▶ _Brief_: Which lines have the string "updated"? Copy all of them from the entries below.

● ● ● ● ●

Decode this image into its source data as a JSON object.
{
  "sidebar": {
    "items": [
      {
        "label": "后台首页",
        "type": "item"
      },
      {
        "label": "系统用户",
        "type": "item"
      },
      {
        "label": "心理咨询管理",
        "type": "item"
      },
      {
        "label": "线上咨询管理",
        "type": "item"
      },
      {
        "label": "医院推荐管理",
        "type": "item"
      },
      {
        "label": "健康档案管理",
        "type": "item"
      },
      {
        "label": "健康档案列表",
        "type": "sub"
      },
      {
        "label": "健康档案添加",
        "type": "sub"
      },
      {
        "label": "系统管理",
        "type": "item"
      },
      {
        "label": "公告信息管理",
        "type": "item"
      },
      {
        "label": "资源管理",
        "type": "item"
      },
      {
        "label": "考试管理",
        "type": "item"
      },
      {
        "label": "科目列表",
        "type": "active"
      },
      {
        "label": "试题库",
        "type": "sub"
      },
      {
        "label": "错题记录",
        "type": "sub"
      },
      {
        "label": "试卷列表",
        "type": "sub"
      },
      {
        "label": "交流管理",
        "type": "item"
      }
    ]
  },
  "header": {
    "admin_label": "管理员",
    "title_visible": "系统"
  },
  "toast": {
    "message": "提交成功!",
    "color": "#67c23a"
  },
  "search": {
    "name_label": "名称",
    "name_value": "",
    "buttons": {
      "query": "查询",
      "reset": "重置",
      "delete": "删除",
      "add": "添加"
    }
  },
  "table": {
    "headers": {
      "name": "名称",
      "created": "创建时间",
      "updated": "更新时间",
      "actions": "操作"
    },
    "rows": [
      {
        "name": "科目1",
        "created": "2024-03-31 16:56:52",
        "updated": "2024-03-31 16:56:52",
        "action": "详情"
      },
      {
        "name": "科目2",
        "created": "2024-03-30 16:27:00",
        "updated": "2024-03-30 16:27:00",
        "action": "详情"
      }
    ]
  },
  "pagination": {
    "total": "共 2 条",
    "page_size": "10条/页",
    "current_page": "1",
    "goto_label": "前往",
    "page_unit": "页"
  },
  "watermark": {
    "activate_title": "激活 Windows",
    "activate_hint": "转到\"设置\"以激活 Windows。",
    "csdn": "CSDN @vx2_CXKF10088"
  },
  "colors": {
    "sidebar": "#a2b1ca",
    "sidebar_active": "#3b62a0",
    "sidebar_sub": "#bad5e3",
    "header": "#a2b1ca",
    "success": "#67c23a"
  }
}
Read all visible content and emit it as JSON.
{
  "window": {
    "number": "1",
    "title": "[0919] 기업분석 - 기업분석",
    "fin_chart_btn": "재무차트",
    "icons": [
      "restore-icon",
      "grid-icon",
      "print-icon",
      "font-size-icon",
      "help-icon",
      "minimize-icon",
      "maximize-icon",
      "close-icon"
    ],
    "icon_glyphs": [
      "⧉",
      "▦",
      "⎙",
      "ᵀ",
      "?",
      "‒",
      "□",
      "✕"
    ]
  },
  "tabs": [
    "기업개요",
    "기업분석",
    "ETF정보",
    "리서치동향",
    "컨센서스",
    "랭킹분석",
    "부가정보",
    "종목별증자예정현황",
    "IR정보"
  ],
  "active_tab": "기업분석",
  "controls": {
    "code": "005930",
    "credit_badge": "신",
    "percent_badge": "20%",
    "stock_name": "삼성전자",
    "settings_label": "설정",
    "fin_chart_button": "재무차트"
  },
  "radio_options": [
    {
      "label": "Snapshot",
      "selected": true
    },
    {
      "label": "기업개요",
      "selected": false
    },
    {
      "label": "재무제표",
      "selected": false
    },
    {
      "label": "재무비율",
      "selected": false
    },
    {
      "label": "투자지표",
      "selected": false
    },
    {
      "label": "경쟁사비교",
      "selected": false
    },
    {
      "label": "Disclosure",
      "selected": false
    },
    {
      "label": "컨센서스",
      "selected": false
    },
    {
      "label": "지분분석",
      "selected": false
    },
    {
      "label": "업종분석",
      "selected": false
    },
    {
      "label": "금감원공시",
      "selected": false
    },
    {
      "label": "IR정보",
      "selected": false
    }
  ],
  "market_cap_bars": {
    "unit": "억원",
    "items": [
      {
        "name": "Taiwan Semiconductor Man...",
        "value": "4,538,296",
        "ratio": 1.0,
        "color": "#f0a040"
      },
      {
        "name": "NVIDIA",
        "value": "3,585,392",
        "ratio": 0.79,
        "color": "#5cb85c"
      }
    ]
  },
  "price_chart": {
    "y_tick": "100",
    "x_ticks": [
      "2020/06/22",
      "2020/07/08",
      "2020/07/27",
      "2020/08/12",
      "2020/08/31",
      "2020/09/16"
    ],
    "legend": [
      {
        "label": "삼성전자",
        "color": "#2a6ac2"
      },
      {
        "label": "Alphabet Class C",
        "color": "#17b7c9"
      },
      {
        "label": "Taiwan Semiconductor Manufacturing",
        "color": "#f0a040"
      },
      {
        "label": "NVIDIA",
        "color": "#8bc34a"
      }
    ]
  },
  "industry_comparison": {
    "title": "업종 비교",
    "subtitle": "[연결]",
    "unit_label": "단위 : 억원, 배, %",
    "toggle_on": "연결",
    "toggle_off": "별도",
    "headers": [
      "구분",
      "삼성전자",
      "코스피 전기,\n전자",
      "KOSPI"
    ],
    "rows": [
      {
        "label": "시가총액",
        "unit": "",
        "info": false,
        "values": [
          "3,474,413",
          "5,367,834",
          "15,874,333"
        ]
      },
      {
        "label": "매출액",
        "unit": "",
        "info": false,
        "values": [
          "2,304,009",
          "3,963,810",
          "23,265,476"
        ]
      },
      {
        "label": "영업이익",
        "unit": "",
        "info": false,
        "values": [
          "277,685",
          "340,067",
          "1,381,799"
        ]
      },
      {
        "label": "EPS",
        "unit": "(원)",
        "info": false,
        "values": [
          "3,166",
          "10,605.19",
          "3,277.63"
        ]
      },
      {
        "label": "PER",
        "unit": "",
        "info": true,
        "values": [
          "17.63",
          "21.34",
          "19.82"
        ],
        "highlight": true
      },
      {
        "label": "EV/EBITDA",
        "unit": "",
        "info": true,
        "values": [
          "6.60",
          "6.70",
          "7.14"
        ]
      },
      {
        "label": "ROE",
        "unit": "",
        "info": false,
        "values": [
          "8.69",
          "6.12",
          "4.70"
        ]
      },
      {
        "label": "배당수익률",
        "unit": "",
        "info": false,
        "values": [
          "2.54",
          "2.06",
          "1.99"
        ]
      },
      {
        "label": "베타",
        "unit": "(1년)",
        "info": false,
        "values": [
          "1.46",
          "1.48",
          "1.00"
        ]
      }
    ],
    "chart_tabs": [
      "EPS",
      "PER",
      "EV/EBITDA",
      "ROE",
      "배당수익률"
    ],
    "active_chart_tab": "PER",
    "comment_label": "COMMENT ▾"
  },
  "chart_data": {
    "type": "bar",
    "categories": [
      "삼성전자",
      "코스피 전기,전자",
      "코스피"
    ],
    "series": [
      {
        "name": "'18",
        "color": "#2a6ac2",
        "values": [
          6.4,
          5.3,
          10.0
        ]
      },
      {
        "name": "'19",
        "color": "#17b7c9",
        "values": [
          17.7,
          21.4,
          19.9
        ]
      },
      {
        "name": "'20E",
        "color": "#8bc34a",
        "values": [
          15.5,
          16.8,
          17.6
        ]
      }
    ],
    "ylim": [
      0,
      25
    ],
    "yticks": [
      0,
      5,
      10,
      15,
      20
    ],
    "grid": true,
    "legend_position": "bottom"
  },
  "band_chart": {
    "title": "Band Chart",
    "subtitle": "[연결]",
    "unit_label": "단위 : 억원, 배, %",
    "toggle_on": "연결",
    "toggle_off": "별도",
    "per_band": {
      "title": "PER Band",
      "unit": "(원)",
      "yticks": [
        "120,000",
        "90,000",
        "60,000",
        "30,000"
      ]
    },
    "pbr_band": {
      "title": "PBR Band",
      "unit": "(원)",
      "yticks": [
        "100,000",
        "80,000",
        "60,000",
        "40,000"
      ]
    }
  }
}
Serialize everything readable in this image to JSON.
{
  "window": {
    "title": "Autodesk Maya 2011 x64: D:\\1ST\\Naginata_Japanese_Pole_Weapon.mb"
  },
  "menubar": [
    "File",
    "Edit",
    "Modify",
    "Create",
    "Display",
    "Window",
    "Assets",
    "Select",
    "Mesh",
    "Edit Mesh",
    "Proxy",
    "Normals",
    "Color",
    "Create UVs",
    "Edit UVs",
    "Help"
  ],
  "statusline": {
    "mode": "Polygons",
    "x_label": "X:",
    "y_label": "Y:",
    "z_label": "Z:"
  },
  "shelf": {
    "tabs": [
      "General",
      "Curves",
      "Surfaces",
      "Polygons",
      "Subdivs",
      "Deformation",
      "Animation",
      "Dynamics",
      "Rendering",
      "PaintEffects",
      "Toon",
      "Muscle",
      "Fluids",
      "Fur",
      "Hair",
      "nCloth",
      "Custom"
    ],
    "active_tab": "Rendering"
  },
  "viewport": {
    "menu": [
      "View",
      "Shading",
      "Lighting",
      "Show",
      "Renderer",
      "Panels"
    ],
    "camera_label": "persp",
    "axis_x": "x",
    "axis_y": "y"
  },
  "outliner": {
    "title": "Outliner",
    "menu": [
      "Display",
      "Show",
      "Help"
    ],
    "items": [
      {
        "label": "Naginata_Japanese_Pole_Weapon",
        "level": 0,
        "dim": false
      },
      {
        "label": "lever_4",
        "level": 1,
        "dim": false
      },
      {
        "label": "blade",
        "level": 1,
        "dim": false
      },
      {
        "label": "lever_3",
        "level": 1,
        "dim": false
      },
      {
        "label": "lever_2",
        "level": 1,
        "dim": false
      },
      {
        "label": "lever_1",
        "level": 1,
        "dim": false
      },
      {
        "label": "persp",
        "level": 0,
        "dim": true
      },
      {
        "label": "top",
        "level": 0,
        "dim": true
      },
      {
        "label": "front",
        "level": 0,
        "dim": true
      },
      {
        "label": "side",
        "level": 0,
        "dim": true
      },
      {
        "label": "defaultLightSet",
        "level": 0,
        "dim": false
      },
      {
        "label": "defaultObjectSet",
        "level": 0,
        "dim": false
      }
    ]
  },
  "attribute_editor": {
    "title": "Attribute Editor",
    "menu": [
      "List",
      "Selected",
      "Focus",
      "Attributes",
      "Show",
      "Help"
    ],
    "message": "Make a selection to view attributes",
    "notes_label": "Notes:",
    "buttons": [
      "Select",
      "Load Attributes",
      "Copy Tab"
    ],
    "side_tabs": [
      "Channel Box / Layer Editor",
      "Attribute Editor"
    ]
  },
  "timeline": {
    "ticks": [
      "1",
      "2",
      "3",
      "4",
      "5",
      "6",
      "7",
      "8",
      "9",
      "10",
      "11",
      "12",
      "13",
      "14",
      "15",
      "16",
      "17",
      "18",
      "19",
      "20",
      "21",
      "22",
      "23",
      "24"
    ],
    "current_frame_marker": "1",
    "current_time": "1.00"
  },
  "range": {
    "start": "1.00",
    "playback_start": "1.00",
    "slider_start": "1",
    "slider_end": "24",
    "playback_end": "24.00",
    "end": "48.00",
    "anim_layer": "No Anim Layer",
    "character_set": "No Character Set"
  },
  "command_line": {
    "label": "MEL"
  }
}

● ● ● ● ●

▶ _Written response_:
      "updated": "更新时间",
        "updated": "2024-03-31 16:56:52",
        "updated": "2024-03-30 16:27:00",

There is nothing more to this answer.